Box annotation data:
⟨

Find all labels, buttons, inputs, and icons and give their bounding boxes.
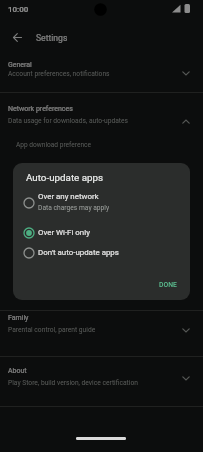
- button[interactable]: [13, 223, 190, 245]
- staticText: App download preference: [16, 141, 92, 149]
- staticText: Don't auto-update apps: [38, 248, 119, 257]
- button[interactable]: [11, 32, 24, 45]
- button[interactable]: DONE: [152, 276, 184, 293]
- button[interactable]: [0, 52, 203, 89]
- button[interactable]: [0, 360, 203, 400]
- staticText: Account preferences, notifications: [8, 70, 110, 78]
- staticText: Play Store, build version, device certif…: [8, 379, 138, 387]
- staticText: General: [8, 61, 32, 69]
- staticText: Over Wi-Fi only: [38, 228, 90, 237]
- staticText: Over any network: [38, 192, 99, 201]
- staticText: Family: [8, 314, 29, 322]
- staticText: 10:00: [8, 5, 29, 14]
- staticText: Network preferences: [8, 105, 73, 113]
- staticText: Data usage for downloads, auto-updates: [8, 117, 129, 125]
- staticText: Data charges may apply: [38, 204, 110, 212]
- button[interactable]: [13, 187, 190, 221]
- button[interactable]: [13, 245, 190, 267]
- staticText: Settings: [36, 33, 68, 43]
- staticText: About: [8, 367, 27, 375]
- staticText: Auto-update apps: [26, 172, 104, 183]
- button[interactable]: [0, 134, 203, 160]
- staticText: Parental control, parent guide: [8, 326, 96, 334]
- staticText: DONE: [159, 281, 177, 289]
- button[interactable]: [0, 310, 203, 350]
- button[interactable]: [0, 96, 203, 132]
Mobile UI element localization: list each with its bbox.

⟩

Task objective: Gather every line in the data above that contains the string "apps", and copy each one in full.

Solution to the exercise:
- staticText: Don't auto-update apps: [38, 248, 119, 257]
- staticText: Auto-update apps: [26, 172, 104, 183]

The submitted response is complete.